> EXERCISE GOAL: Reproduce the data exactly and drop any pictures it holds.
-- Start --
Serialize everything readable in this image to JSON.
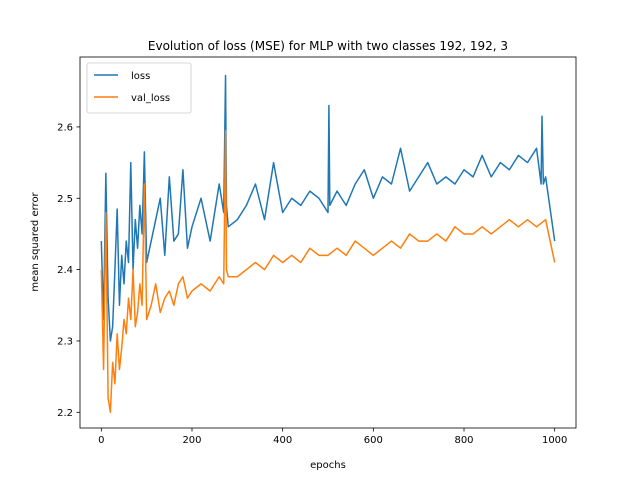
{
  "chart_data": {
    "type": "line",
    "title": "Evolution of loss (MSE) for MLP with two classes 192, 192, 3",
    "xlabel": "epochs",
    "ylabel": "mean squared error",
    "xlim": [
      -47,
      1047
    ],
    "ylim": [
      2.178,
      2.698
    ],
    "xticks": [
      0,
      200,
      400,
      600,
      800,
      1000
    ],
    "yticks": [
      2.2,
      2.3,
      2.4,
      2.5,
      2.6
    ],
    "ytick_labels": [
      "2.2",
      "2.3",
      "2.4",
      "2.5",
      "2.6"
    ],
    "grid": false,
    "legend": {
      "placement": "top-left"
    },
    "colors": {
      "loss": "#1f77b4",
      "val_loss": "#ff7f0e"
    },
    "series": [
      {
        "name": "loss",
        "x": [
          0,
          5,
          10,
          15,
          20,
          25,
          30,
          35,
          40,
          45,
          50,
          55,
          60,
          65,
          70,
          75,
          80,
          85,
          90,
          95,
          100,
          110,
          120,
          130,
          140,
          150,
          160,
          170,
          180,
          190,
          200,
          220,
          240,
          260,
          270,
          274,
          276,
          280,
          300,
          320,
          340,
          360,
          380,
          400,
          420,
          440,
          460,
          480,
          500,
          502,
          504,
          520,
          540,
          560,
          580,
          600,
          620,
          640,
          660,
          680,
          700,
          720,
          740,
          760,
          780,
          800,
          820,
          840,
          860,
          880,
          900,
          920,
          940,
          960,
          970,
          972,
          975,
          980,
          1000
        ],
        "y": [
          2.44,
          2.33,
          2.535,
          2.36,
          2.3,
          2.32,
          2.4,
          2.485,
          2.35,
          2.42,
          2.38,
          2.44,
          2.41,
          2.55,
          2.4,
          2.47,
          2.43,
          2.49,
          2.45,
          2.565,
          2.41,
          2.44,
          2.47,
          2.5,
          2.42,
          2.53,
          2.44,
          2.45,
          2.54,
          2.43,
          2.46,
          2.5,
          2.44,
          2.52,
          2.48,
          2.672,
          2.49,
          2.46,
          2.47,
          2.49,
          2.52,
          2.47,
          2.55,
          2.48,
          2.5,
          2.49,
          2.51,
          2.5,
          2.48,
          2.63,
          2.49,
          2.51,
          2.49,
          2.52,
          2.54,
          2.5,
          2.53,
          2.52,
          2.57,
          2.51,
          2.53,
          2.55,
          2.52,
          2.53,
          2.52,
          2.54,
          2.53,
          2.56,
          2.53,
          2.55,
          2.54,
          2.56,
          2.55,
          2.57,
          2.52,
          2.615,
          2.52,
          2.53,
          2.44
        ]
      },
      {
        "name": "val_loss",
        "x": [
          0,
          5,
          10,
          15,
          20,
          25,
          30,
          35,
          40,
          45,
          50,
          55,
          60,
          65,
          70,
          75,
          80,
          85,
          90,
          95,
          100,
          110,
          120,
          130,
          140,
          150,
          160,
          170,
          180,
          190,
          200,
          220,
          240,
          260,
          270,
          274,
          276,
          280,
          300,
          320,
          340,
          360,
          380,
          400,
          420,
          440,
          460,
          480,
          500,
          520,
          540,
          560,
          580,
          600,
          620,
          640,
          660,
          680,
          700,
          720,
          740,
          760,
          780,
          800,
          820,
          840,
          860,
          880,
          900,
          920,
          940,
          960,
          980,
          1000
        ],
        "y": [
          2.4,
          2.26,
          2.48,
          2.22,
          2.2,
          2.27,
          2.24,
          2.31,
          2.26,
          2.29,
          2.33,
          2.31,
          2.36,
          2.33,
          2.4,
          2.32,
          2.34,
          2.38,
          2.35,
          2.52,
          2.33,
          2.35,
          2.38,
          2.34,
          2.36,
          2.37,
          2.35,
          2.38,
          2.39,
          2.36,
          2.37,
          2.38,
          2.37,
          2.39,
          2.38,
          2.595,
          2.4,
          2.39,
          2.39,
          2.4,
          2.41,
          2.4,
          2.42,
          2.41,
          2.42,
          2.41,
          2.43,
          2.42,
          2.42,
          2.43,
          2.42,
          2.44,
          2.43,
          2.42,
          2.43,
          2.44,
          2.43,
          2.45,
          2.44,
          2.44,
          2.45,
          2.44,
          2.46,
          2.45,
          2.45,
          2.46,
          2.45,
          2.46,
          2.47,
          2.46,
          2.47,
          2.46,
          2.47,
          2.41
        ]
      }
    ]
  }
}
-- End --
> FULL ANSWER:
Serialize everything readable in this image to JSON.
{
  "chart_data": {
    "type": "line",
    "title": "Evolution of loss (MSE) for MLP with two classes 192, 192, 3",
    "xlabel": "epochs",
    "ylabel": "mean squared error",
    "xlim": [
      -47,
      1047
    ],
    "ylim": [
      2.178,
      2.698
    ],
    "xticks": [
      0,
      200,
      400,
      600,
      800,
      1000
    ],
    "yticks": [
      2.2,
      2.3,
      2.4,
      2.5,
      2.6
    ],
    "ytick_labels": [
      "2.2",
      "2.3",
      "2.4",
      "2.5",
      "2.6"
    ],
    "grid": false,
    "legend": {
      "placement": "top-left"
    },
    "colors": {
      "loss": "#1f77b4",
      "val_loss": "#ff7f0e"
    },
    "series": [
      {
        "name": "loss",
        "x": [
          0,
          5,
          10,
          15,
          20,
          25,
          30,
          35,
          40,
          45,
          50,
          55,
          60,
          65,
          70,
          75,
          80,
          85,
          90,
          95,
          100,
          110,
          120,
          130,
          140,
          150,
          160,
          170,
          180,
          190,
          200,
          220,
          240,
          260,
          270,
          274,
          276,
          280,
          300,
          320,
          340,
          360,
          380,
          400,
          420,
          440,
          460,
          480,
          500,
          502,
          504,
          520,
          540,
          560,
          580,
          600,
          620,
          640,
          660,
          680,
          700,
          720,
          740,
          760,
          780,
          800,
          820,
          840,
          860,
          880,
          900,
          920,
          940,
          960,
          970,
          972,
          975,
          980,
          1000
        ],
        "y": [
          2.44,
          2.33,
          2.535,
          2.36,
          2.3,
          2.32,
          2.4,
          2.485,
          2.35,
          2.42,
          2.38,
          2.44,
          2.41,
          2.55,
          2.4,
          2.47,
          2.43,
          2.49,
          2.45,
          2.565,
          2.41,
          2.44,
          2.47,
          2.5,
          2.42,
          2.53,
          2.44,
          2.45,
          2.54,
          2.43,
          2.46,
          2.5,
          2.44,
          2.52,
          2.48,
          2.672,
          2.49,
          2.46,
          2.47,
          2.49,
          2.52,
          2.47,
          2.55,
          2.48,
          2.5,
          2.49,
          2.51,
          2.5,
          2.48,
          2.63,
          2.49,
          2.51,
          2.49,
          2.52,
          2.54,
          2.5,
          2.53,
          2.52,
          2.57,
          2.51,
          2.53,
          2.55,
          2.52,
          2.53,
          2.52,
          2.54,
          2.53,
          2.56,
          2.53,
          2.55,
          2.54,
          2.56,
          2.55,
          2.57,
          2.52,
          2.615,
          2.52,
          2.53,
          2.44
        ]
      },
      {
        "name": "val_loss",
        "x": [
          0,
          5,
          10,
          15,
          20,
          25,
          30,
          35,
          40,
          45,
          50,
          55,
          60,
          65,
          70,
          75,
          80,
          85,
          90,
          95,
          100,
          110,
          120,
          130,
          140,
          150,
          160,
          170,
          180,
          190,
          200,
          220,
          240,
          260,
          270,
          274,
          276,
          280,
          300,
          320,
          340,
          360,
          380,
          400,
          420,
          440,
          460,
          480,
          500,
          520,
          540,
          560,
          580,
          600,
          620,
          640,
          660,
          680,
          700,
          720,
          740,
          760,
          780,
          800,
          820,
          840,
          860,
          880,
          900,
          920,
          940,
          960,
          980,
          1000
        ],
        "y": [
          2.4,
          2.26,
          2.48,
          2.22,
          2.2,
          2.27,
          2.24,
          2.31,
          2.26,
          2.29,
          2.33,
          2.31,
          2.36,
          2.33,
          2.4,
          2.32,
          2.34,
          2.38,
          2.35,
          2.52,
          2.33,
          2.35,
          2.38,
          2.34,
          2.36,
          2.37,
          2.35,
          2.38,
          2.39,
          2.36,
          2.37,
          2.38,
          2.37,
          2.39,
          2.38,
          2.595,
          2.4,
          2.39,
          2.39,
          2.4,
          2.41,
          2.4,
          2.42,
          2.41,
          2.42,
          2.41,
          2.43,
          2.42,
          2.42,
          2.43,
          2.42,
          2.44,
          2.43,
          2.42,
          2.43,
          2.44,
          2.43,
          2.45,
          2.44,
          2.44,
          2.45,
          2.44,
          2.46,
          2.45,
          2.45,
          2.46,
          2.45,
          2.46,
          2.47,
          2.46,
          2.47,
          2.46,
          2.47,
          2.41
        ]
      }
    ]
  }
}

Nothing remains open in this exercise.